◆ **REQUIRED WORK**
Format every one of the lines below as a numbered list, leaving out any blank lines.

Rows from a layout dataset
○ ○ ○ ○ ○

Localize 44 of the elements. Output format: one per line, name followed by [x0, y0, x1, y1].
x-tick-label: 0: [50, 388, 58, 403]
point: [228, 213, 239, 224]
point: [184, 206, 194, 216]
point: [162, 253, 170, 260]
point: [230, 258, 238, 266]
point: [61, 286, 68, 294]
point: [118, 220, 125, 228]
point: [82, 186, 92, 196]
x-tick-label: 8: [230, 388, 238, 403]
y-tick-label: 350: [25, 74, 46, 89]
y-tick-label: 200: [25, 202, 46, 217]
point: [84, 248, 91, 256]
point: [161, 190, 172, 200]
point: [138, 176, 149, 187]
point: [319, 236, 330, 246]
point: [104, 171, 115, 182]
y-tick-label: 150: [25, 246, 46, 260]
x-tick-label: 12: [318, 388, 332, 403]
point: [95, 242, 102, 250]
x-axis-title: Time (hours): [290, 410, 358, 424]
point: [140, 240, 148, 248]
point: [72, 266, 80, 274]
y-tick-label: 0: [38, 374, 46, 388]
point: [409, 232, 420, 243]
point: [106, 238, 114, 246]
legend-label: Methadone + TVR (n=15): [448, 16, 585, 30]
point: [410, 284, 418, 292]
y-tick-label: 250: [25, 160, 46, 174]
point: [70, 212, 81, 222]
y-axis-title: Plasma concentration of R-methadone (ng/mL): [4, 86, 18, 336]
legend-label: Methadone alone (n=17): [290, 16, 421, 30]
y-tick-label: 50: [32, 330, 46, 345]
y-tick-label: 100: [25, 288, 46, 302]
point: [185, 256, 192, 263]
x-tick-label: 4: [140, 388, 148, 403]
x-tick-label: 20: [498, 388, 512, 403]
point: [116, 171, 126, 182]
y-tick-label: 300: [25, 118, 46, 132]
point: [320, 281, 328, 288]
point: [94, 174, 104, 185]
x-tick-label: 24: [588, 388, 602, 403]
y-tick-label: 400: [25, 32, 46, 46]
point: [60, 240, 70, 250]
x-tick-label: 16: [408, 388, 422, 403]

○ ○ ○ ○ ○

◆ **ANSWER TO THIS EXERCISE**
1. Localize 44 of the elements. Output format: one per line, name followed by [x0, y0, x1, y1].
2. x-tick-label: 0: [50, 388, 58, 403]
3. point: [228, 213, 239, 224]
4. point: [184, 206, 194, 216]
5. point: [162, 253, 170, 260]
6. point: [230, 258, 238, 266]
7. point: [61, 286, 68, 294]
8. point: [118, 220, 125, 228]
9. point: [82, 186, 92, 196]
10. x-tick-label: 8: [230, 388, 238, 403]
11. y-tick-label: 350: [25, 74, 46, 89]
12. y-tick-label: 200: [25, 202, 46, 217]
13. point: [84, 248, 91, 256]
14. point: [161, 190, 172, 200]
15. point: [138, 176, 149, 187]
16. point: [319, 236, 330, 246]
17. point: [104, 171, 115, 182]
18. y-tick-label: 150: [25, 246, 46, 260]
19. x-tick-label: 12: [318, 388, 332, 403]
20. point: [95, 242, 102, 250]
21. x-axis-title: Time (hours): [290, 410, 358, 424]
22. point: [140, 240, 148, 248]
23. point: [72, 266, 80, 274]
24. y-tick-label: 0: [38, 374, 46, 388]
25. point: [409, 232, 420, 243]
26. point: [106, 238, 114, 246]
27. legend-label: Methadone + TVR (n=15): [448, 16, 585, 30]
28. point: [410, 284, 418, 292]
29. y-tick-label: 250: [25, 160, 46, 174]
30. point: [70, 212, 81, 222]
31. y-axis-title: Plasma concentration of R-methadone (ng/mL): [4, 86, 18, 336]
32. legend-label: Methadone alone (n=17): [290, 16, 421, 30]
33. y-tick-label: 50: [32, 330, 46, 345]
34. y-tick-label: 100: [25, 288, 46, 302]
35. point: [185, 256, 192, 263]
36. x-tick-label: 4: [140, 388, 148, 403]
37. x-tick-label: 20: [498, 388, 512, 403]
38. point: [116, 171, 126, 182]
39. y-tick-label: 300: [25, 118, 46, 132]
40. point: [320, 281, 328, 288]
41. point: [94, 174, 104, 185]
42. x-tick-label: 24: [588, 388, 602, 403]
43. y-tick-label: 400: [25, 32, 46, 46]
44. point: [60, 240, 70, 250]
45. x-tick-label: 16: [408, 388, 422, 403]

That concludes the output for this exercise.